Stored data entries
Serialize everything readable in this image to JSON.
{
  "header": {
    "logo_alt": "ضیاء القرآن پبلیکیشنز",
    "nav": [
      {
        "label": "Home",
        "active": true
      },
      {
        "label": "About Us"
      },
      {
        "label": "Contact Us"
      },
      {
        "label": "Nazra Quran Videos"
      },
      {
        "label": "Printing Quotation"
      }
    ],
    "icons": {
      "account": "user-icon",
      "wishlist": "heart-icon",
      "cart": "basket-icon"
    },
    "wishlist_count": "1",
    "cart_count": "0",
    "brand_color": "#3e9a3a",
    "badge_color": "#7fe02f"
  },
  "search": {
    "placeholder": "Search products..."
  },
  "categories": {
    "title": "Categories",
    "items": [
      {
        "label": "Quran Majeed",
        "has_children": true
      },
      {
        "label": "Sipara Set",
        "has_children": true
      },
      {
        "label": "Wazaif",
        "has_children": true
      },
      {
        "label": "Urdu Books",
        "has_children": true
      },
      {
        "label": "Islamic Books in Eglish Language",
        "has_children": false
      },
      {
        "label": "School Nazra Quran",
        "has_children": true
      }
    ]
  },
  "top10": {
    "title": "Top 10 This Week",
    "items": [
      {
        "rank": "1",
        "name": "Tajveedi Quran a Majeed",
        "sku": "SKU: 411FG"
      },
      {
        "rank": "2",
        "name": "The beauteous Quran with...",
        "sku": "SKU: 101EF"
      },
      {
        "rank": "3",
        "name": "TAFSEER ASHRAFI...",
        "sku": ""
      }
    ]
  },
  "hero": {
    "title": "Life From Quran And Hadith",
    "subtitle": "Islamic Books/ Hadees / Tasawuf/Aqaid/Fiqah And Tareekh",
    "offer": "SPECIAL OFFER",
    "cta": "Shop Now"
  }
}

**INSTRUCTIONS TO FOLLOW**
Please restate the whole listing word for word.

**REPLY**
Serialize everything readable in this image to JSON.
{
  "header": {
    "logo_alt": "ضیاء القرآن پبلیکیشنز",
    "nav": [
      {
        "label": "Home",
        "active": true
      },
      {
        "label": "About Us"
      },
      {
        "label": "Contact Us"
      },
      {
        "label": "Nazra Quran Videos"
      },
      {
        "label": "Printing Quotation"
      }
    ],
    "icons": {
      "account": "user-icon",
      "wishlist": "heart-icon",
      "cart": "basket-icon"
    },
    "wishlist_count": "1",
    "cart_count": "0",
    "brand_color": "#3e9a3a",
    "badge_color": "#7fe02f"
  },
  "search": {
    "placeholder": "Search products..."
  },
  "categories": {
    "title": "Categories",
    "items": [
      {
        "label": "Quran Majeed",
        "has_children": true
      },
      {
        "label": "Sipara Set",
        "has_children": true
      },
      {
        "label": "Wazaif",
        "has_children": true
      },
      {
        "label": "Urdu Books",
        "has_children": true
      },
      {
        "label": "Islamic Books in Eglish Language",
        "has_children": false
      },
      {
        "label": "School Nazra Quran",
        "has_children": true
      }
    ]
  },
  "top10": {
    "title": "Top 10 This Week",
    "items": [
      {
        "rank": "1",
        "name": "Tajveedi Quran a Majeed",
        "sku": "SKU: 411FG"
      },
      {
        "rank": "2",
        "name": "The beauteous Quran with...",
        "sku": "SKU: 101EF"
      },
      {
        "rank": "3",
        "name": "TAFSEER ASHRAFI...",
        "sku": ""
      }
    ]
  },
  "hero": {
    "title": "Life From Quran And Hadith",
    "subtitle": "Islamic Books/ Hadees / Tasawuf/Aqaid/Fiqah And Tareekh",
    "offer": "SPECIAL OFFER",
    "cta": "Shop Now"
  }
}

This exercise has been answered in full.